[Items from a figure collection]
================================
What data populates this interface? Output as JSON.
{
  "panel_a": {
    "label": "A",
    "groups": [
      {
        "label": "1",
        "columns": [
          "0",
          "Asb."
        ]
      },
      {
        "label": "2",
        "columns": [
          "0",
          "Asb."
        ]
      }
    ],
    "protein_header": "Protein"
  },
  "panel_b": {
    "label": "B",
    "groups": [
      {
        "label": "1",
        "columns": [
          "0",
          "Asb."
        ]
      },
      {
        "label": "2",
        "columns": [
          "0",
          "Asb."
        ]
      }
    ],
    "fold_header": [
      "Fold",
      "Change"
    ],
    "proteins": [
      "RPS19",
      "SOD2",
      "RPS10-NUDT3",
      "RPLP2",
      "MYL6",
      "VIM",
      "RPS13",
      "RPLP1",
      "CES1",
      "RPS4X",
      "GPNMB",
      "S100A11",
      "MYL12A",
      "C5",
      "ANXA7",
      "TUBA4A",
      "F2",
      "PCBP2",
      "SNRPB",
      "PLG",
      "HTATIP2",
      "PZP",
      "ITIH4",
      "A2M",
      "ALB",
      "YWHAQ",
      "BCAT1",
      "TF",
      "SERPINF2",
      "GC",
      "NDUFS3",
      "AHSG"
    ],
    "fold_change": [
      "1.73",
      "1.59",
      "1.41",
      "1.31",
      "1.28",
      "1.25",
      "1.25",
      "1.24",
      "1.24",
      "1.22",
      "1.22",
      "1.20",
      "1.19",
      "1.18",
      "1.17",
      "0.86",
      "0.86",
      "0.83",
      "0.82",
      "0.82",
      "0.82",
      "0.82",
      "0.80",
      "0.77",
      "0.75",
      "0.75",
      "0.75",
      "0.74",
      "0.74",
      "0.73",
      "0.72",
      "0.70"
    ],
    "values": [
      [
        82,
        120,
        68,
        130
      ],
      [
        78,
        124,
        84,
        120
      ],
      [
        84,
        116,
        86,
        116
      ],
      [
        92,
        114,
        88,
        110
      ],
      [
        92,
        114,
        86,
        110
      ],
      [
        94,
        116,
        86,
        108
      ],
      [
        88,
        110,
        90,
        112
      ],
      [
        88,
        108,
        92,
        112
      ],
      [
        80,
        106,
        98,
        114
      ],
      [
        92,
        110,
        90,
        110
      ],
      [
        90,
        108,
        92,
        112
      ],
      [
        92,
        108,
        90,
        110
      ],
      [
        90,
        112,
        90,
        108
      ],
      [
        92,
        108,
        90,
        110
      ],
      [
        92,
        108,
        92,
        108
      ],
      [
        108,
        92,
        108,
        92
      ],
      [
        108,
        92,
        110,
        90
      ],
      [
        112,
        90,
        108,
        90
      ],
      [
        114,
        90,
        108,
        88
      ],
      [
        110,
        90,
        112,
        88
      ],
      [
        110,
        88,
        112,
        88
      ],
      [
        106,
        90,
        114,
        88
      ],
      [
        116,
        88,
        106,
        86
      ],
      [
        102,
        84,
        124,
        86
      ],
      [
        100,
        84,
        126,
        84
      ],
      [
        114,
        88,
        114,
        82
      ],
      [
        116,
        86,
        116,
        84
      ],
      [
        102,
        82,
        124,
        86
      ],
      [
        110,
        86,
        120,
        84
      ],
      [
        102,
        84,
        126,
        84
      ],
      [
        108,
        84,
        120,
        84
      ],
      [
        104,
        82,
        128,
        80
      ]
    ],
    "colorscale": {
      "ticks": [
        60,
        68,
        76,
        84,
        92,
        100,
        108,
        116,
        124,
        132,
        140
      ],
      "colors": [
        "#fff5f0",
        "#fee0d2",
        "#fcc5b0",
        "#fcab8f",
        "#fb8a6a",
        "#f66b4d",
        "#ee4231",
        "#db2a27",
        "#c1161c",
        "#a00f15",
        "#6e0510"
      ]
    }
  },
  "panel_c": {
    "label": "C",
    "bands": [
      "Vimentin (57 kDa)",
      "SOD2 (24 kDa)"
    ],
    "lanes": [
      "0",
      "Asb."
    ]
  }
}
================================
What to do: The full set of entries above has to be restated exactly.

Response area:
What data populates this interface? Output as JSON.
{
  "panel_a": {
    "label": "A",
    "groups": [
      {
        "label": "1",
        "columns": [
          "0",
          "Asb."
        ]
      },
      {
        "label": "2",
        "columns": [
          "0",
          "Asb."
        ]
      }
    ],
    "protein_header": "Protein"
  },
  "panel_b": {
    "label": "B",
    "groups": [
      {
        "label": "1",
        "columns": [
          "0",
          "Asb."
        ]
      },
      {
        "label": "2",
        "columns": [
          "0",
          "Asb."
        ]
      }
    ],
    "fold_header": [
      "Fold",
      "Change"
    ],
    "proteins": [
      "RPS19",
      "SOD2",
      "RPS10-NUDT3",
      "RPLP2",
      "MYL6",
      "VIM",
      "RPS13",
      "RPLP1",
      "CES1",
      "RPS4X",
      "GPNMB",
      "S100A11",
      "MYL12A",
      "C5",
      "ANXA7",
      "TUBA4A",
      "F2",
      "PCBP2",
      "SNRPB",
      "PLG",
      "HTATIP2",
      "PZP",
      "ITIH4",
      "A2M",
      "ALB",
      "YWHAQ",
      "BCAT1",
      "TF",
      "SERPINF2",
      "GC",
      "NDUFS3",
      "AHSG"
    ],
    "fold_change": [
      "1.73",
      "1.59",
      "1.41",
      "1.31",
      "1.28",
      "1.25",
      "1.25",
      "1.24",
      "1.24",
      "1.22",
      "1.22",
      "1.20",
      "1.19",
      "1.18",
      "1.17",
      "0.86",
      "0.86",
      "0.83",
      "0.82",
      "0.82",
      "0.82",
      "0.82",
      "0.80",
      "0.77",
      "0.75",
      "0.75",
      "0.75",
      "0.74",
      "0.74",
      "0.73",
      "0.72",
      "0.70"
    ],
    "values": [
      [
        82,
        120,
        68,
        130
      ],
      [
        78,
        124,
        84,
        120
      ],
      [
        84,
        116,
        86,
        116
      ],
      [
        92,
        114,
        88,
        110
      ],
      [
        92,
        114,
        86,
        110
      ],
      [
        94,
        116,
        86,
        108
      ],
      [
        88,
        110,
        90,
        112
      ],
      [
        88,
        108,
        92,
        112
      ],
      [
        80,
        106,
        98,
        114
      ],
      [
        92,
        110,
        90,
        110
      ],
      [
        90,
        108,
        92,
        112
      ],
      [
        92,
        108,
        90,
        110
      ],
      [
        90,
        112,
        90,
        108
      ],
      [
        92,
        108,
        90,
        110
      ],
      [
        92,
        108,
        92,
        108
      ],
      [
        108,
        92,
        108,
        92
      ],
      [
        108,
        92,
        110,
        90
      ],
      [
        112,
        90,
        108,
        90
      ],
      [
        114,
        90,
        108,
        88
      ],
      [
        110,
        90,
        112,
        88
      ],
      [
        110,
        88,
        112,
        88
      ],
      [
        106,
        90,
        114,
        88
      ],
      [
        116,
        88,
        106,
        86
      ],
      [
        102,
        84,
        124,
        86
      ],
      [
        100,
        84,
        126,
        84
      ],
      [
        114,
        88,
        114,
        82
      ],
      [
        116,
        86,
        116,
        84
      ],
      [
        102,
        82,
        124,
        86
      ],
      [
        110,
        86,
        120,
        84
      ],
      [
        102,
        84,
        126,
        84
      ],
      [
        108,
        84,
        120,
        84
      ],
      [
        104,
        82,
        128,
        80
      ]
    ],
    "colorscale": {
      "ticks": [
        60,
        68,
        76,
        84,
        92,
        100,
        108,
        116,
        124,
        132,
        140
      ],
      "colors": [
        "#fff5f0",
        "#fee0d2",
        "#fcc5b0",
        "#fcab8f",
        "#fb8a6a",
        "#f66b4d",
        "#ee4231",
        "#db2a27",
        "#c1161c",
        "#a00f15",
        "#6e0510"
      ]
    }
  },
  "panel_c": {
    "label": "C",
    "bands": [
      "Vimentin (57 kDa)",
      "SOD2 (24 kDa)"
    ],
    "lanes": [
      "0",
      "Asb."
    ]
  }
}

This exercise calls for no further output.